Exercise prompt -> Copy each line containing the word "explorer" from the records that follow, please.

====== Task inputs

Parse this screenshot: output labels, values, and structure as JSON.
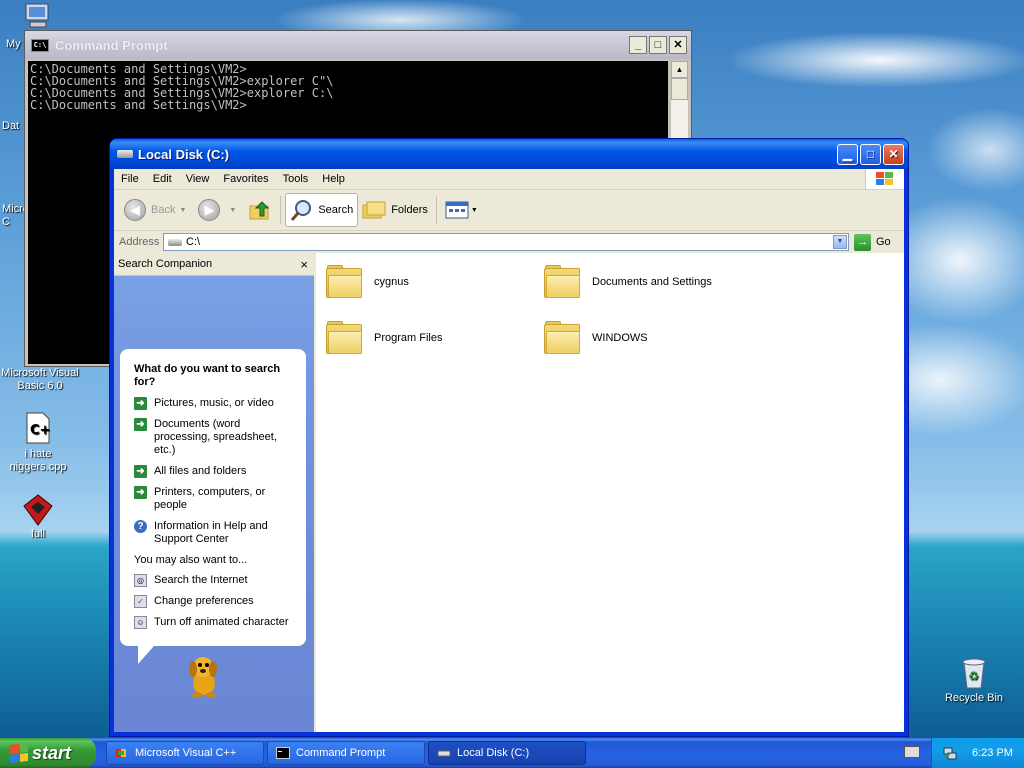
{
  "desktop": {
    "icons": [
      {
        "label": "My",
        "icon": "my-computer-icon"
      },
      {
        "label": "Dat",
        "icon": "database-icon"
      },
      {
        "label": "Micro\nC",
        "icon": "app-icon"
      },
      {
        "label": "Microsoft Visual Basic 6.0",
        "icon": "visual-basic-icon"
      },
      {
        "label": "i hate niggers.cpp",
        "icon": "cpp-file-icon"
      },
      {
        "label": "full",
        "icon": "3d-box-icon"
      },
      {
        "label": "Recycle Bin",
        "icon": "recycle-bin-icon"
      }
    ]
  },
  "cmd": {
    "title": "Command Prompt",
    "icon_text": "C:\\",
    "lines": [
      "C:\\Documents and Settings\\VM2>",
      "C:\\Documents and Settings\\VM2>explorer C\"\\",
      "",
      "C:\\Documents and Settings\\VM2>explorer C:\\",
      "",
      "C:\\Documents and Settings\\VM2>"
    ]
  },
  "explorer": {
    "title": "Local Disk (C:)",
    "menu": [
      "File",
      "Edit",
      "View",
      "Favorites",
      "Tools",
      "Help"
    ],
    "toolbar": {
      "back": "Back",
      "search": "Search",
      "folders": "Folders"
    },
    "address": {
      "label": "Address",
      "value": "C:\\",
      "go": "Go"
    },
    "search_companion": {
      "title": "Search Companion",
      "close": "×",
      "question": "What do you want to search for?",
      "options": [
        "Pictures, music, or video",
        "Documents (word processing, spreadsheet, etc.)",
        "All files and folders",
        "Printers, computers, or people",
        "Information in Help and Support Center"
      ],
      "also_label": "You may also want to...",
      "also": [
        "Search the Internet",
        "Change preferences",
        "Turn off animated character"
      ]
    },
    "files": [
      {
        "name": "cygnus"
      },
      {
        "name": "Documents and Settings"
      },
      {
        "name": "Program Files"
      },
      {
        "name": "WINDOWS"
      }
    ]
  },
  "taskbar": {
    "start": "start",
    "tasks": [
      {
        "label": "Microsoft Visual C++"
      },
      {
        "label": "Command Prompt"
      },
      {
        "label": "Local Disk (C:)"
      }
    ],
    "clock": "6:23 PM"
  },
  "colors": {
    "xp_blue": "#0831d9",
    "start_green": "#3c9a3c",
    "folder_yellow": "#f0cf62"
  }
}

============
====== Task inputs

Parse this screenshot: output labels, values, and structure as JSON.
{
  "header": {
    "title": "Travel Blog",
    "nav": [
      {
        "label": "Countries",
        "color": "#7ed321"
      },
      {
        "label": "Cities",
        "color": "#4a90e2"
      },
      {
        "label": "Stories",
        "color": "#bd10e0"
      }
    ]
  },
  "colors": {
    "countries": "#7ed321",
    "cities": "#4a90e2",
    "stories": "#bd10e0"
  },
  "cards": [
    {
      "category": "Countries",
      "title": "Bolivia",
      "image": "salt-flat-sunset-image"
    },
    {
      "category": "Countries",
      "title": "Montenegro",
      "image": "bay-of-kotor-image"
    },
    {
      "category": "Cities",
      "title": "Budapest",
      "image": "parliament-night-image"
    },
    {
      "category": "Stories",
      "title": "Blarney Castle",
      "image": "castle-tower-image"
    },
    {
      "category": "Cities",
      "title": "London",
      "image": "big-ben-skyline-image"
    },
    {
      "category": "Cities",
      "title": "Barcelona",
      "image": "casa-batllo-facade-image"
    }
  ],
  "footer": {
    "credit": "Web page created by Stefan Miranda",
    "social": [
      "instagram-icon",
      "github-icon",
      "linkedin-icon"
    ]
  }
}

============

Full response ->
      "C:\\Documents and Settings\\VM2>explorer C\"\\",
      "C:\\Documents and Settings\\VM2>explorer C:\\",
  "explorer": {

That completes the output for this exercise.